→ Stated goal
Work out how many lines of the records hold the string "frac", and reply with that number alone.

─── Extracted records

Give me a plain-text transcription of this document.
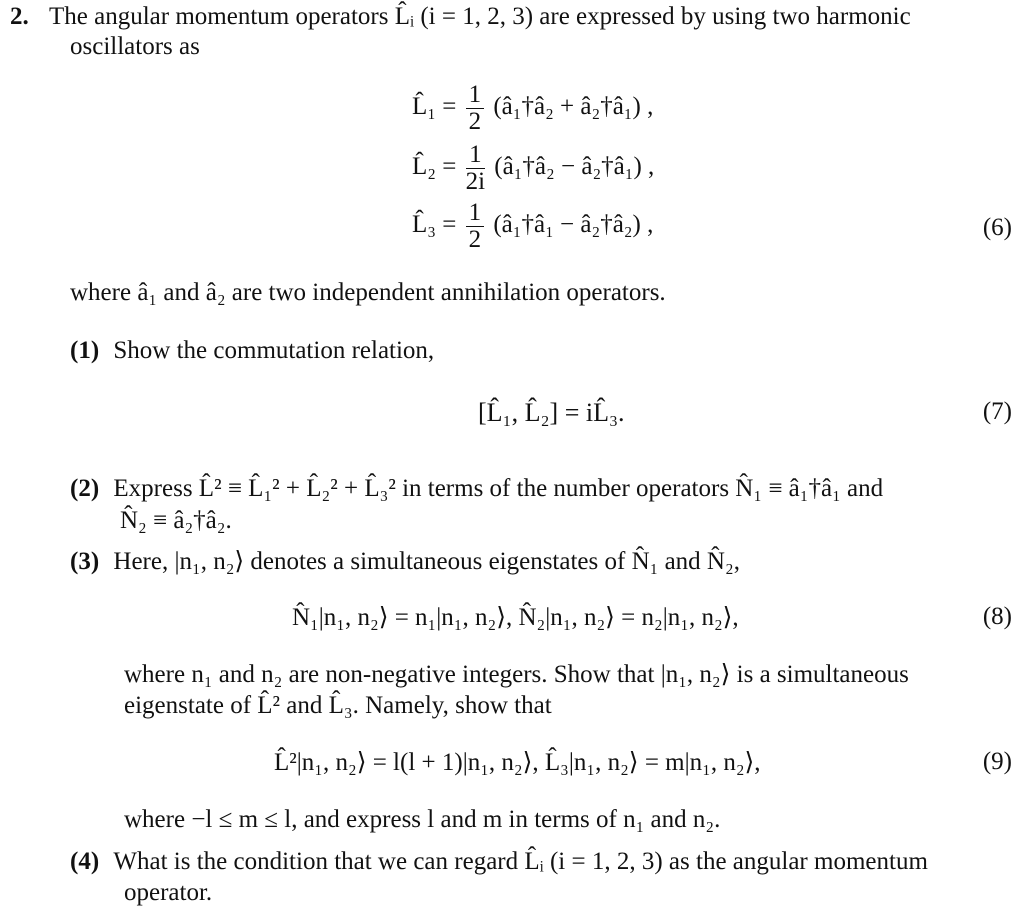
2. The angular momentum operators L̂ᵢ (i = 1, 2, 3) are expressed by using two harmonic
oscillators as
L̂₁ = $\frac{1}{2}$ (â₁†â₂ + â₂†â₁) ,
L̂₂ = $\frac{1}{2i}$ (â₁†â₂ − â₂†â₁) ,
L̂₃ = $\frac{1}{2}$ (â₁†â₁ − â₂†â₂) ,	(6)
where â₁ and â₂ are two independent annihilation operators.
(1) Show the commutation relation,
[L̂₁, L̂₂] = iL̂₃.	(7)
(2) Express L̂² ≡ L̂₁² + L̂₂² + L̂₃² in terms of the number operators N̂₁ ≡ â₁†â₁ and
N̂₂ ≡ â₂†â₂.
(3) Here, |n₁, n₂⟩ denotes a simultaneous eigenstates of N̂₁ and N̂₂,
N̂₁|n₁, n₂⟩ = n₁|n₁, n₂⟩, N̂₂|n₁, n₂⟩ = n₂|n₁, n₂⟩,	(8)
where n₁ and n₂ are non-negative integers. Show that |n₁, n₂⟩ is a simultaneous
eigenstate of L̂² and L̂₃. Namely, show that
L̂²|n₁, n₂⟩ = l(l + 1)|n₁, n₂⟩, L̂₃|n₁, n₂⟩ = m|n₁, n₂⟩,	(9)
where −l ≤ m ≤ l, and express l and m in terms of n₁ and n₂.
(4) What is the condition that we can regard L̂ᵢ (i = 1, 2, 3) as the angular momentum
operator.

──────
─── Extracted records

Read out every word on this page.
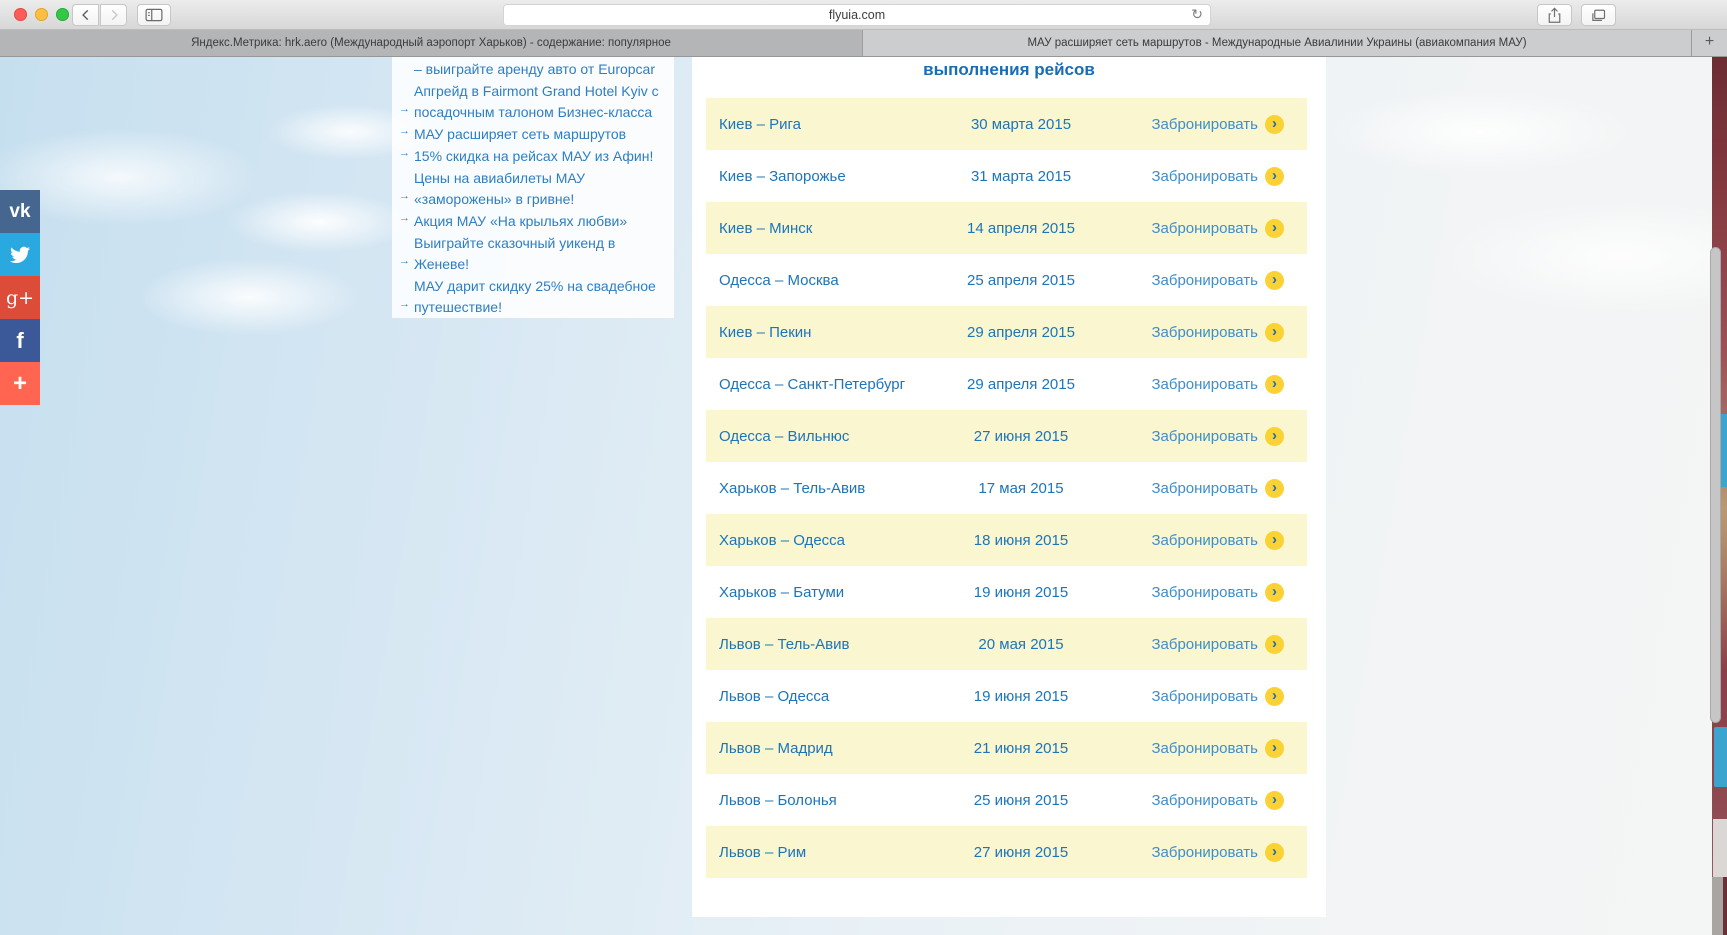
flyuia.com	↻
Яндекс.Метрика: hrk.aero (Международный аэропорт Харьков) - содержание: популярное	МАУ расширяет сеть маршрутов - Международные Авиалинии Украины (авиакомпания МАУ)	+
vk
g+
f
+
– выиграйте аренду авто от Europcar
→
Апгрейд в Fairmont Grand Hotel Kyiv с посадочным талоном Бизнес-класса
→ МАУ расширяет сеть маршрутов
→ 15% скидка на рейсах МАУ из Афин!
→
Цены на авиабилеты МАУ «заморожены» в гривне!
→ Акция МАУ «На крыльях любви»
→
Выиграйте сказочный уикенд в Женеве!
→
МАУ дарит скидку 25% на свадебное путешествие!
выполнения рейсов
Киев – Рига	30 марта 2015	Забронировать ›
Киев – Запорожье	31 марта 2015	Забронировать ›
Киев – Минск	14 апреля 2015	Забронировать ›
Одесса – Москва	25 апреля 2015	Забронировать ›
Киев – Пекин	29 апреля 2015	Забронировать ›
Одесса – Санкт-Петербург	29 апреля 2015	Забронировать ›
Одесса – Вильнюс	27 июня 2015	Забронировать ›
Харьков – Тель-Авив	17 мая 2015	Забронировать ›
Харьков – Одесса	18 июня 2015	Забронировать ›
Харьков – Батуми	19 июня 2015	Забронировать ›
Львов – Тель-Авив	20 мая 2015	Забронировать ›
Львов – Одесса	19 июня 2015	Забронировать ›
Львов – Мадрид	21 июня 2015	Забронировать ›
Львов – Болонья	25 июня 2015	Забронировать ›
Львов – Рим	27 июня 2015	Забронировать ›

──────

→ Result
3